(Data entries for graphics)
════════════════════

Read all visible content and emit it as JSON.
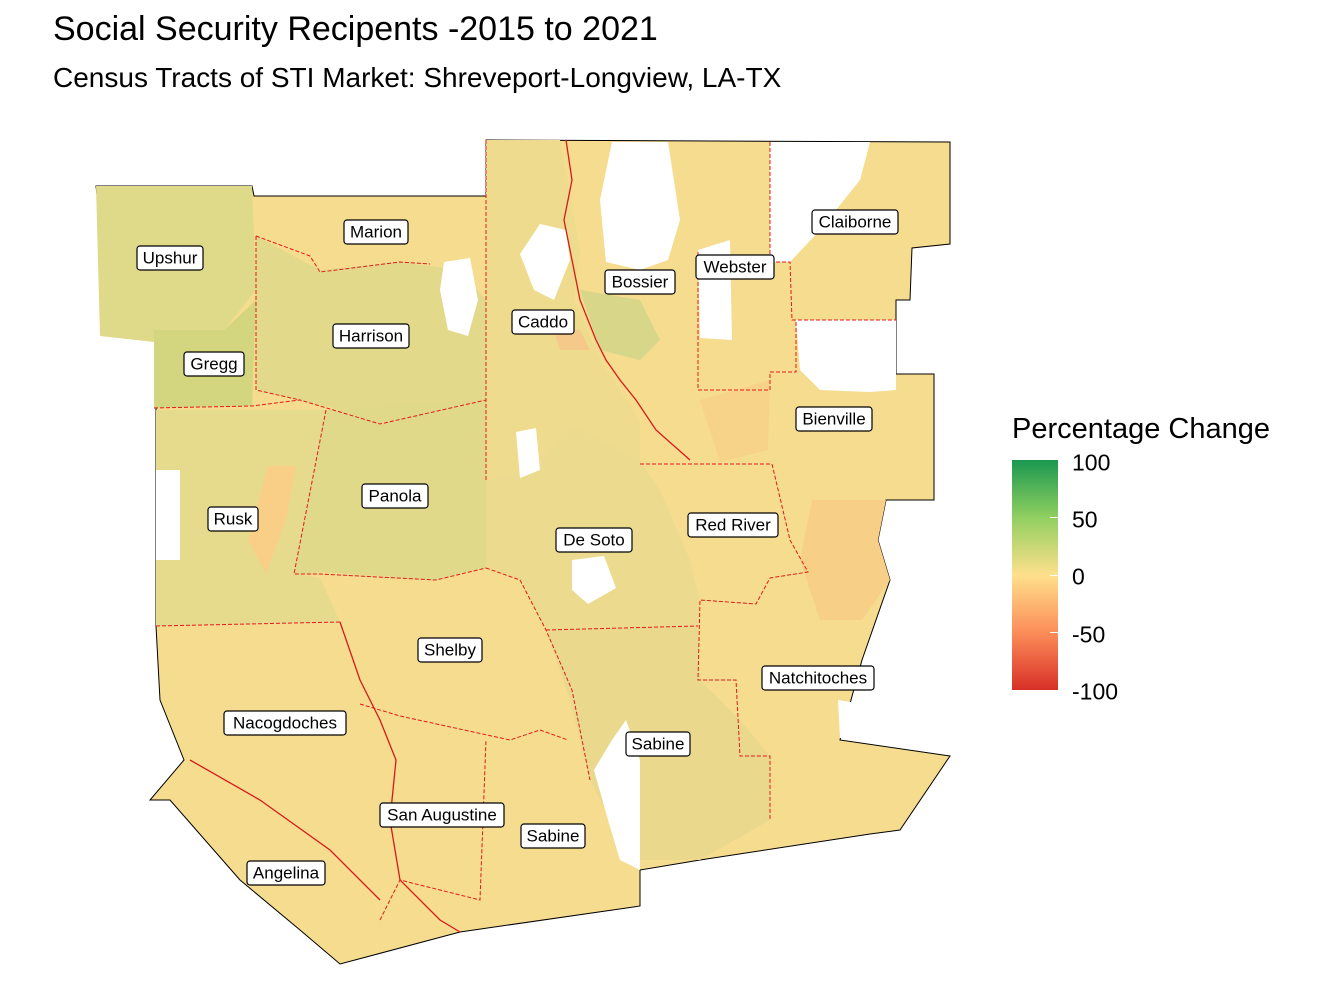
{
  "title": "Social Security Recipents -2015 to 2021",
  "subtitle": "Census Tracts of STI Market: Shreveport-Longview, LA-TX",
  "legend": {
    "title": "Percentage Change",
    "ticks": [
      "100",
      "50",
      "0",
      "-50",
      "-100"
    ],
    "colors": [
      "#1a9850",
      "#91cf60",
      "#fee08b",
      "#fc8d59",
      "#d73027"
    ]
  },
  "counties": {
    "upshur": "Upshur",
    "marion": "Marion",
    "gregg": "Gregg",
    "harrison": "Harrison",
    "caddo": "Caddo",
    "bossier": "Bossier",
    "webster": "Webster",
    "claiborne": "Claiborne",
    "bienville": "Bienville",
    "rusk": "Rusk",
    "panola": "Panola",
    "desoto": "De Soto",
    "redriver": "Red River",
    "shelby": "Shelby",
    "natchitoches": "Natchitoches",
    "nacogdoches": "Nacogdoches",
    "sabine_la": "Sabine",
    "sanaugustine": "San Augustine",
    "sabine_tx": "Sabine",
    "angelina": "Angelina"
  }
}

════════════════════

* **The request**
Print every record above exactly as written, leaving out the pictures.

* **The output**
Read all visible content and emit it as JSON.
{
  "title": "Social Security Recipents -2015 to 2021",
  "subtitle": "Census Tracts of STI Market: Shreveport-Longview, LA-TX",
  "legend": {
    "title": "Percentage Change",
    "ticks": [
      "100",
      "50",
      "0",
      "-50",
      "-100"
    ],
    "colors": [
      "#1a9850",
      "#91cf60",
      "#fee08b",
      "#fc8d59",
      "#d73027"
    ]
  },
  "counties": {
    "upshur": "Upshur",
    "marion": "Marion",
    "gregg": "Gregg",
    "harrison": "Harrison",
    "caddo": "Caddo",
    "bossier": "Bossier",
    "webster": "Webster",
    "claiborne": "Claiborne",
    "bienville": "Bienville",
    "rusk": "Rusk",
    "panola": "Panola",
    "desoto": "De Soto",
    "redriver": "Red River",
    "shelby": "Shelby",
    "natchitoches": "Natchitoches",
    "nacogdoches": "Nacogdoches",
    "sabine_la": "Sabine",
    "sanaugustine": "San Augustine",
    "sabine_tx": "Sabine",
    "angelina": "Angelina"
  }
}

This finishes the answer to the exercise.